_Instruction_. Within the material below, find each line bearing the word "name" and present it.

Excerpts from a figure dataset:
+++

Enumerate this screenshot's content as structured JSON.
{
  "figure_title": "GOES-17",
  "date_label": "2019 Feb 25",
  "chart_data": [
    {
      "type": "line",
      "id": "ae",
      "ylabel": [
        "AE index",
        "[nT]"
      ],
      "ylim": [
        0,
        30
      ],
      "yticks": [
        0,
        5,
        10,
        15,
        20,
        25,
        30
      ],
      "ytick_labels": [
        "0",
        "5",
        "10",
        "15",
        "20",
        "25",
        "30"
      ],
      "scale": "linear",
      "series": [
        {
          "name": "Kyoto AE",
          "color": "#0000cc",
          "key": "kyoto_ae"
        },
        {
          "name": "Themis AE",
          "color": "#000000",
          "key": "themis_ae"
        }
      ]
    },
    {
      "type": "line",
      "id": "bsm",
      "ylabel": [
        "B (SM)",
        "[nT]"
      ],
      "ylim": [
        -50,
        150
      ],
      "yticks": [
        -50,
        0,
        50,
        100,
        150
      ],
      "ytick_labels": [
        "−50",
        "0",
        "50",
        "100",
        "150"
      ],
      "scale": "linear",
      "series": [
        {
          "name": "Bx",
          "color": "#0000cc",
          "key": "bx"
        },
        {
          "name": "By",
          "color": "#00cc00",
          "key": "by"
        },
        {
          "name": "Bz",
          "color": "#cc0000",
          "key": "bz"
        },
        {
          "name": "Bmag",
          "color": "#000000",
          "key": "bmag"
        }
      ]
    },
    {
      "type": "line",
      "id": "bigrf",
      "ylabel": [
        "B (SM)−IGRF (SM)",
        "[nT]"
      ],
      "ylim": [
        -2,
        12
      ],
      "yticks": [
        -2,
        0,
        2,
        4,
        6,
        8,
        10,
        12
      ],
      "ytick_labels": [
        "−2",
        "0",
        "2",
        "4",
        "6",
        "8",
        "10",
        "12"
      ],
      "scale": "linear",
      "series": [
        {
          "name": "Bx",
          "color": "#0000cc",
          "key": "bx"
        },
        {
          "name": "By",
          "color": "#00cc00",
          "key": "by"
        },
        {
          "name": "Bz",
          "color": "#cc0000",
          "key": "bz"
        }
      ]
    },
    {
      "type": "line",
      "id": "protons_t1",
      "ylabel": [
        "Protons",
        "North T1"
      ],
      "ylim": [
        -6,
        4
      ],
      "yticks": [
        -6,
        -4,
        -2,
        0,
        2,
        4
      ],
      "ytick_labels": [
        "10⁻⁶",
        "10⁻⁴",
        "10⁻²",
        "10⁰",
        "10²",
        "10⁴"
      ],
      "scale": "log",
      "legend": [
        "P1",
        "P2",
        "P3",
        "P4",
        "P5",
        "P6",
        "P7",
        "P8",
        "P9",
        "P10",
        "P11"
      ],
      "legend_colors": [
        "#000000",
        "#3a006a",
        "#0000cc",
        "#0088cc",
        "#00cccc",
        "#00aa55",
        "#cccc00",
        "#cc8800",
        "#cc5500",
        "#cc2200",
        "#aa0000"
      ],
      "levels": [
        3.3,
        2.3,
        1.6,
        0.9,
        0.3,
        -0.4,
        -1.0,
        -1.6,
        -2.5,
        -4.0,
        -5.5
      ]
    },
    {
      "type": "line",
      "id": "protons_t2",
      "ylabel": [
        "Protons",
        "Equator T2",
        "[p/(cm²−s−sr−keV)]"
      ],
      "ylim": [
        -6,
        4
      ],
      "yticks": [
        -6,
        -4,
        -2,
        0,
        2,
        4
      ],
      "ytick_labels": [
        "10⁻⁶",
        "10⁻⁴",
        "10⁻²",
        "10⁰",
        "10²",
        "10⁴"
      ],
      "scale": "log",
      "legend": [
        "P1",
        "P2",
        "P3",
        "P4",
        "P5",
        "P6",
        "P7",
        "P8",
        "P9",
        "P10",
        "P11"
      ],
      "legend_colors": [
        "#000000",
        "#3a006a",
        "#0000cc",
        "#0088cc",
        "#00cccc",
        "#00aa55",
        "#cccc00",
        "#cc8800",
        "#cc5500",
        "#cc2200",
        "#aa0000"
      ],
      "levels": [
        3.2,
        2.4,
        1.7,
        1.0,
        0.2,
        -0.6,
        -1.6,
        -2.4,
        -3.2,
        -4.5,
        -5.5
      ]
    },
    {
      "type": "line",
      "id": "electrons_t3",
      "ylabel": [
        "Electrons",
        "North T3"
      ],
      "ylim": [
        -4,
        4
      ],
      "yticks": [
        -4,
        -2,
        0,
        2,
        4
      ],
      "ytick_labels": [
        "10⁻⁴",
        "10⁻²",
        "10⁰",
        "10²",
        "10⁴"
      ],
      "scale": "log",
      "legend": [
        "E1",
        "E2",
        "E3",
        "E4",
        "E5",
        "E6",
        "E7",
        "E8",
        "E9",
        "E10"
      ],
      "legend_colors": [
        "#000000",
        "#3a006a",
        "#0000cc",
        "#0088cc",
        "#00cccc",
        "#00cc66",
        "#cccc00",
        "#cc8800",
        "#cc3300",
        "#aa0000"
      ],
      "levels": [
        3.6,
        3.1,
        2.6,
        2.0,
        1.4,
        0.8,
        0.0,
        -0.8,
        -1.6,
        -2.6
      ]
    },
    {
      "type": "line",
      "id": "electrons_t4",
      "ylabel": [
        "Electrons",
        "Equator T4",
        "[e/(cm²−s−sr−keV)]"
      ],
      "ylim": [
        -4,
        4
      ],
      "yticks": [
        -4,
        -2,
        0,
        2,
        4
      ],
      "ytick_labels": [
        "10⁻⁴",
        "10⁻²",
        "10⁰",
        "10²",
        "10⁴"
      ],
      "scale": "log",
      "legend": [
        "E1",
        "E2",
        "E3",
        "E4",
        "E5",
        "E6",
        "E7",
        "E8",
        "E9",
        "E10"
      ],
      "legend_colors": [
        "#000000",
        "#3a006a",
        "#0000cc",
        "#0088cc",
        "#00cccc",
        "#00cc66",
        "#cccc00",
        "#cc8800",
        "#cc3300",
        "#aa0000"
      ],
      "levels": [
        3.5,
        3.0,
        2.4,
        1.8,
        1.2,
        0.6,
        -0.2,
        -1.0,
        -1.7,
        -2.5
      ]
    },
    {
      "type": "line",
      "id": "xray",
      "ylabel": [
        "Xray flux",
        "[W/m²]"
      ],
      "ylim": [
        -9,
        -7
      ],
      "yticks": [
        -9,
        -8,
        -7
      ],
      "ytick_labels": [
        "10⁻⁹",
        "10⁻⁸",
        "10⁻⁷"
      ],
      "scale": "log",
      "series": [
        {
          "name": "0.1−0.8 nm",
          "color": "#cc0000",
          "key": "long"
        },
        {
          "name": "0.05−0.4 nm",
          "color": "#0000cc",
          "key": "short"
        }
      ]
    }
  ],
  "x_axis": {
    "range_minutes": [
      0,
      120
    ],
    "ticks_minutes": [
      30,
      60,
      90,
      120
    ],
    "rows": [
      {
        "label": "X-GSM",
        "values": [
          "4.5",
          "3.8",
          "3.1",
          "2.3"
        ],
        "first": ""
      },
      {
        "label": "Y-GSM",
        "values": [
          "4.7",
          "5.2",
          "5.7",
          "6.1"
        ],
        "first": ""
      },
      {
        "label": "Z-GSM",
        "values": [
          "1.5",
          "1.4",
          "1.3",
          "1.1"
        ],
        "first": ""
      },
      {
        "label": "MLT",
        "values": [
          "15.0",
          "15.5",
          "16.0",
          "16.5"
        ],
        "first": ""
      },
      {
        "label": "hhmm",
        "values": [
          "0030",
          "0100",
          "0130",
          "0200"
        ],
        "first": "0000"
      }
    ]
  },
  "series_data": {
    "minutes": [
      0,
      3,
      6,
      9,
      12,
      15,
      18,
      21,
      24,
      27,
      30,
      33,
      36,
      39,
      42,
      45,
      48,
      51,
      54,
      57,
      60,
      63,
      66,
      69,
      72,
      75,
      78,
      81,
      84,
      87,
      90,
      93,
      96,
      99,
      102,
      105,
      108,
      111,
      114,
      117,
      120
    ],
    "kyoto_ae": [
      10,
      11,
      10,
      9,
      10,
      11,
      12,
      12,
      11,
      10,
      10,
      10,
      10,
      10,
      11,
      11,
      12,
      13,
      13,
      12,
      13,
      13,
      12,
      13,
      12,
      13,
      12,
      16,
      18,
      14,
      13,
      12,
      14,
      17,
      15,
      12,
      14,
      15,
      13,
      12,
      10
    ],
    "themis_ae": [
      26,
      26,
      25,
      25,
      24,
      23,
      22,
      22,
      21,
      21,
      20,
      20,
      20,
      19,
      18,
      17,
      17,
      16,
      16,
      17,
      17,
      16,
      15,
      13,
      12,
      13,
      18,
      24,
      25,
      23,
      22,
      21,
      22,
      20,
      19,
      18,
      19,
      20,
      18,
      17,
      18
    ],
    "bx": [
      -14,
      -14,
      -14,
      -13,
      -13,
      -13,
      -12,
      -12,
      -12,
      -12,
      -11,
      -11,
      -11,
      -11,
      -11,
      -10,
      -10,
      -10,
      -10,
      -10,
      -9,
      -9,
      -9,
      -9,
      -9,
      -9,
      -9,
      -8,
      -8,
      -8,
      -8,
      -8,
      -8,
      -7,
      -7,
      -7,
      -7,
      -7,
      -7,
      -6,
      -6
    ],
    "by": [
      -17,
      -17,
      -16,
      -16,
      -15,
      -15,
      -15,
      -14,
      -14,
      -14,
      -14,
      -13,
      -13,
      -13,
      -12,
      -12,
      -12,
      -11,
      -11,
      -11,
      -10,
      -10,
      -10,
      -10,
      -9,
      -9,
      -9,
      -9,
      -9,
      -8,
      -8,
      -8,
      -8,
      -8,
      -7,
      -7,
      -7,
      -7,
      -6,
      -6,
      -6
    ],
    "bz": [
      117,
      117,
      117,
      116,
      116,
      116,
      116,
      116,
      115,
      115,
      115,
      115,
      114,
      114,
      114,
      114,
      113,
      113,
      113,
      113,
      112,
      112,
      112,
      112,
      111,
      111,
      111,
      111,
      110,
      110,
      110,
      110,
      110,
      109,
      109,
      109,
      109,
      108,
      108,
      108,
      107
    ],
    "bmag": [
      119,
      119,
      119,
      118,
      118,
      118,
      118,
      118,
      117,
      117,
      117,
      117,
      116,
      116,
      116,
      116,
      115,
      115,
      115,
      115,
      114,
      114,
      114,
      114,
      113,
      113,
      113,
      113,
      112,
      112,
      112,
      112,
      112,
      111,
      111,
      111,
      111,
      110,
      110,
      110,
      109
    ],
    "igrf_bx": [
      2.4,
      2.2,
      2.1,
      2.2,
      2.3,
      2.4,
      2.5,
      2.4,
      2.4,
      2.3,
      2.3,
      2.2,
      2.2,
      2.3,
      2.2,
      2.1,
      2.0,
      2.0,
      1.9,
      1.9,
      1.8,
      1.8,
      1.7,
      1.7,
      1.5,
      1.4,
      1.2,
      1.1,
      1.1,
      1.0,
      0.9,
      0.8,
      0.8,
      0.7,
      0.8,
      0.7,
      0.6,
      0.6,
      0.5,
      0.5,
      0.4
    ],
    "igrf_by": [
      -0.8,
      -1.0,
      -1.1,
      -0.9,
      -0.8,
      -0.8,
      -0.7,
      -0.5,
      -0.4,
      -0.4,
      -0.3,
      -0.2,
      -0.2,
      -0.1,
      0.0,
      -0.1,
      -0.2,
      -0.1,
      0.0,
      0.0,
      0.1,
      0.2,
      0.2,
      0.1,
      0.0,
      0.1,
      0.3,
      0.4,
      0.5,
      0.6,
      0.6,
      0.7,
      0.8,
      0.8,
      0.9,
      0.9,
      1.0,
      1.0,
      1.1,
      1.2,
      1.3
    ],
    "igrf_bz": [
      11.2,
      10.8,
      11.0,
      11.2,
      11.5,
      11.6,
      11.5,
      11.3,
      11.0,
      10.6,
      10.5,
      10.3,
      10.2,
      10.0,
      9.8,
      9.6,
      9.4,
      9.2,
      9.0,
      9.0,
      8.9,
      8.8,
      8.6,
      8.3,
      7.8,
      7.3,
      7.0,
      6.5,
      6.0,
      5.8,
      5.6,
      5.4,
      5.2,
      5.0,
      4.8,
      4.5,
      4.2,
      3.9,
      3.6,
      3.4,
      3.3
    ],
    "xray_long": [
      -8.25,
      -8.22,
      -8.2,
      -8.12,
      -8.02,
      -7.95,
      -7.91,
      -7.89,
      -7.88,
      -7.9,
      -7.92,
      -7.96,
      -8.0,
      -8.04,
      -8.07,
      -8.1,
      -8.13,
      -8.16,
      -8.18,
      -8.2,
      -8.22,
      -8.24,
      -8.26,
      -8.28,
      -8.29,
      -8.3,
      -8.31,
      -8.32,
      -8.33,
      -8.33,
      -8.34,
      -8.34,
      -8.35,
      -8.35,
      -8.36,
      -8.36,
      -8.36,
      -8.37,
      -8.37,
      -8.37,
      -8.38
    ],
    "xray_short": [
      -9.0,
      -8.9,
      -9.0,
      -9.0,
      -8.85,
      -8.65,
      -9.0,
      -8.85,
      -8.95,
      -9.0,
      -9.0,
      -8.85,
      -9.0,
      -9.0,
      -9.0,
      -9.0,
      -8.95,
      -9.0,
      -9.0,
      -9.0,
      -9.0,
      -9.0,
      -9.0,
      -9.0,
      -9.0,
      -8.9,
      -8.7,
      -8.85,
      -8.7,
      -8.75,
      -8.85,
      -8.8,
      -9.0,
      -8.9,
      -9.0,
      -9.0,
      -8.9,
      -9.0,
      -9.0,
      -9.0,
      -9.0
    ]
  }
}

+++

_Written solution_.
          "name": "Kyoto AE",
          "name": "Themis AE",
          "name": "Bx",
          "name": "By",
          "name": "Bz",
          "name": "Bmag",
          "name": "Bx",
          "name": "By",
          "name": "Bz",
          "name": "0.1−0.8 nm",
          "name": "0.05−0.4 nm",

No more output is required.